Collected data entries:
════

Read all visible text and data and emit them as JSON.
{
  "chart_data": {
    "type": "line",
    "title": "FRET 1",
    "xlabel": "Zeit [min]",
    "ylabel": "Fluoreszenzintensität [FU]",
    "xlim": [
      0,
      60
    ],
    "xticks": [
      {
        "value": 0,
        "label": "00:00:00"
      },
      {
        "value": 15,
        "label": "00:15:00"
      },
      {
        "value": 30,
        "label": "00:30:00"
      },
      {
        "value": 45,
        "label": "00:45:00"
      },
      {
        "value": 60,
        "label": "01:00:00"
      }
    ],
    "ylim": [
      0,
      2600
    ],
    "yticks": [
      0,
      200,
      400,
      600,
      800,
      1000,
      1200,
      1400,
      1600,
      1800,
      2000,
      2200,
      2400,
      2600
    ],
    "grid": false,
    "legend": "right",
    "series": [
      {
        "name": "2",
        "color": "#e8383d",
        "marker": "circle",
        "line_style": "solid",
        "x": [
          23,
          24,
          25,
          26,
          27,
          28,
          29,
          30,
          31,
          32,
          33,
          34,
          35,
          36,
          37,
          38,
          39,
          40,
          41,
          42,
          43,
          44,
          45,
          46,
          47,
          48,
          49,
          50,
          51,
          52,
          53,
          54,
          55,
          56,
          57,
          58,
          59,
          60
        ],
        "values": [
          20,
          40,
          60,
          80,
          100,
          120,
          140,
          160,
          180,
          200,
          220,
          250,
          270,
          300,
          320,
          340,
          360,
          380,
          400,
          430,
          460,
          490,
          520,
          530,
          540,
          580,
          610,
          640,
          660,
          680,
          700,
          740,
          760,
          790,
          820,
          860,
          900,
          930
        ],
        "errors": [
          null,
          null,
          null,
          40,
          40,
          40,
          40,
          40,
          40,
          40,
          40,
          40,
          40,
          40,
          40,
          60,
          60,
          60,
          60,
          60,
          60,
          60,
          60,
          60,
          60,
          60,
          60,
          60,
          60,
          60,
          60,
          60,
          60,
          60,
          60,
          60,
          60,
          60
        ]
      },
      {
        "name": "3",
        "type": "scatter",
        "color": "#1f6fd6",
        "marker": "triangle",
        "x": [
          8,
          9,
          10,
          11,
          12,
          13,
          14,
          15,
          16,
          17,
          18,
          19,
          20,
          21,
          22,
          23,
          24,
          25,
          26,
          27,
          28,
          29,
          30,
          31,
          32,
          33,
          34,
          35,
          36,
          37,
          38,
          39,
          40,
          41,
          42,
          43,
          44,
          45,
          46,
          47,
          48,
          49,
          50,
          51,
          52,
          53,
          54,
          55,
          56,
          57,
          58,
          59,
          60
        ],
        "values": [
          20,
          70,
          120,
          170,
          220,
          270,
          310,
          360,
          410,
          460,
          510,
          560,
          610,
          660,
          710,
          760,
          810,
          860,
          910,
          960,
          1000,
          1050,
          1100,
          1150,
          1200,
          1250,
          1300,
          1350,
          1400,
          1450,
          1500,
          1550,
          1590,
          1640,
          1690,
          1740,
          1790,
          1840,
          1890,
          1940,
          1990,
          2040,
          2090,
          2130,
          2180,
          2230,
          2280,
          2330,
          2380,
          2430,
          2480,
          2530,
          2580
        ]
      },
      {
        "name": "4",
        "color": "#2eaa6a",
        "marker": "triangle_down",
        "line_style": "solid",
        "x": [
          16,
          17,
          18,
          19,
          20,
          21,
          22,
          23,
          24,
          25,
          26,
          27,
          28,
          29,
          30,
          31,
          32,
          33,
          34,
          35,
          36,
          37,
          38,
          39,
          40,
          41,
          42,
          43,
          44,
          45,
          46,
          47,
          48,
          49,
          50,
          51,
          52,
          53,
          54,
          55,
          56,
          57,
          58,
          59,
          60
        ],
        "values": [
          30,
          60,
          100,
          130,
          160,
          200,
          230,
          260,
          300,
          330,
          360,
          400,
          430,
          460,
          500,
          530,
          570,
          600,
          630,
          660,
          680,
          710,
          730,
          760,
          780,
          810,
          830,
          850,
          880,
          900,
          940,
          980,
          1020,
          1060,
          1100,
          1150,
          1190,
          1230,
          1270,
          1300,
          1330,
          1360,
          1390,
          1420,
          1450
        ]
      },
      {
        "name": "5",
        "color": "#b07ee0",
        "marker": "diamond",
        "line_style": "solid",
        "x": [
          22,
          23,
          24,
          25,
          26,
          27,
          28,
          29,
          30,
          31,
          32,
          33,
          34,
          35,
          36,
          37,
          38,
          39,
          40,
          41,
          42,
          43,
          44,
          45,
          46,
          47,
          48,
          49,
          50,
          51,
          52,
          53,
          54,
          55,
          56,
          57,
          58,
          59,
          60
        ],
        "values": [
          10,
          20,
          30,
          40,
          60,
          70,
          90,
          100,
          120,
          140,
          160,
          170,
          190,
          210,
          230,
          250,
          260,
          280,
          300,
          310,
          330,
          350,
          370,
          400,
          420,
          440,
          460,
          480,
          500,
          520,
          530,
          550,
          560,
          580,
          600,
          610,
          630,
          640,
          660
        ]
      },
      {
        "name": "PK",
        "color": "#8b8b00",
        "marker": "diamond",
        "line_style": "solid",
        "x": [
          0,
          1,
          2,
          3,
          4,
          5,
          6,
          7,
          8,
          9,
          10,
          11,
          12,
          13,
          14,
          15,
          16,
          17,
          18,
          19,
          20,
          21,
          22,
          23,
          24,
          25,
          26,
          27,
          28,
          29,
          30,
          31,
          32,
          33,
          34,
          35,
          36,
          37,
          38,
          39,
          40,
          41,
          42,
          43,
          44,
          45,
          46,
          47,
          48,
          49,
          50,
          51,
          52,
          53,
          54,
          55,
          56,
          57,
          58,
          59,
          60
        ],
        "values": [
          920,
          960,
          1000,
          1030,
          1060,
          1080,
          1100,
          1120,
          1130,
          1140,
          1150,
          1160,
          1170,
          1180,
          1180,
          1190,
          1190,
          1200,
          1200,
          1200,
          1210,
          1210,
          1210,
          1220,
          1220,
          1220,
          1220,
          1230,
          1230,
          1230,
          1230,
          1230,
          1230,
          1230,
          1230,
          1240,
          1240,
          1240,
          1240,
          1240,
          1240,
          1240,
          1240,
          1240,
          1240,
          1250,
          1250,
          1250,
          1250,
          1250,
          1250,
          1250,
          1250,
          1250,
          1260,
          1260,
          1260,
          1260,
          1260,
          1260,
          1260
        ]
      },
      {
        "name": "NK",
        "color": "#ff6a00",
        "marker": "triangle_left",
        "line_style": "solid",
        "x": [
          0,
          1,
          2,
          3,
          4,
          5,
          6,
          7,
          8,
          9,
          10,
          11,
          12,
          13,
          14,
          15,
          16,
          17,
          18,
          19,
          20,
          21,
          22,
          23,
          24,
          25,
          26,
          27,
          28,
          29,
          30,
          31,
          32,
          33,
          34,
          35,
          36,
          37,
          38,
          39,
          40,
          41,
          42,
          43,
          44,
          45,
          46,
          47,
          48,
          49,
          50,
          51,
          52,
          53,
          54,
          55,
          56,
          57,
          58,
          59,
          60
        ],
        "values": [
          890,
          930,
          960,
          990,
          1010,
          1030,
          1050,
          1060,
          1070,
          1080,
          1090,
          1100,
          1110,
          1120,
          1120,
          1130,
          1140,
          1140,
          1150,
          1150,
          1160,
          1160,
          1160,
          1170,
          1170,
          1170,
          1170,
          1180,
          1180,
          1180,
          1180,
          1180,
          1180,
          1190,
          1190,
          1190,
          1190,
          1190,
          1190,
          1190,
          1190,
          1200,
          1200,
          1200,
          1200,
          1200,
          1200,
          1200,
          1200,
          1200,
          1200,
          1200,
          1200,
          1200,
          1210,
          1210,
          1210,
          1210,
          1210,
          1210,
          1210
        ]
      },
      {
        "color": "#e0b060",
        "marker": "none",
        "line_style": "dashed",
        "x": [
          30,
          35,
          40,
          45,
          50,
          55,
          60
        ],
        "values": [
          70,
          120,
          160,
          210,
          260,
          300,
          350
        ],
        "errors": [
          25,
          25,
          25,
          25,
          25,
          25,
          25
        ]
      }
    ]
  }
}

════

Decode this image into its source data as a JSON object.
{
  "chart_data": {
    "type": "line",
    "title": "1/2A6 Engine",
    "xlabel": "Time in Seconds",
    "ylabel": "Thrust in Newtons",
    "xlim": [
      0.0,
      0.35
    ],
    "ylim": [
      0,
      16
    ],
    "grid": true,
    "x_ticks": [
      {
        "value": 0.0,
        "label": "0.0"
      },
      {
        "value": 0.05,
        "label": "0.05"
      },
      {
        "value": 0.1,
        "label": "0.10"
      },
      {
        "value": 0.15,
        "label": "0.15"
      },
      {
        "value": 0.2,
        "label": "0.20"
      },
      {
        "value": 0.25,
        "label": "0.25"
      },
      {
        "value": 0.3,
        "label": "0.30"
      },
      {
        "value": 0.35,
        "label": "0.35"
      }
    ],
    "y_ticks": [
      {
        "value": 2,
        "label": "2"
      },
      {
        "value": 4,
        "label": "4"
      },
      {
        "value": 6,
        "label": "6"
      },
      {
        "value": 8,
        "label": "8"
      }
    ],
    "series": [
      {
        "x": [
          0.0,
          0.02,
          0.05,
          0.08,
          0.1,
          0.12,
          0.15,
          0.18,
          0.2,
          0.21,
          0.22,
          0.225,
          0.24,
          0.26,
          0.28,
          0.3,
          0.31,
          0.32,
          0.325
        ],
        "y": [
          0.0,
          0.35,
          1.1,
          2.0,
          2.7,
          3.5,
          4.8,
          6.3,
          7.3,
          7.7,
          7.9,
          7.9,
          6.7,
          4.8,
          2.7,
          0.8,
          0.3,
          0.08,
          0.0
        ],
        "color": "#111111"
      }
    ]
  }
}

════

What you are asked to do: Gather each line from the entries above that includes the word "ylabel".

Expected answer:
    "ylabel": "Fluoreszenzintensität [FU]",
    "ylabel": "Thrust in Newtons",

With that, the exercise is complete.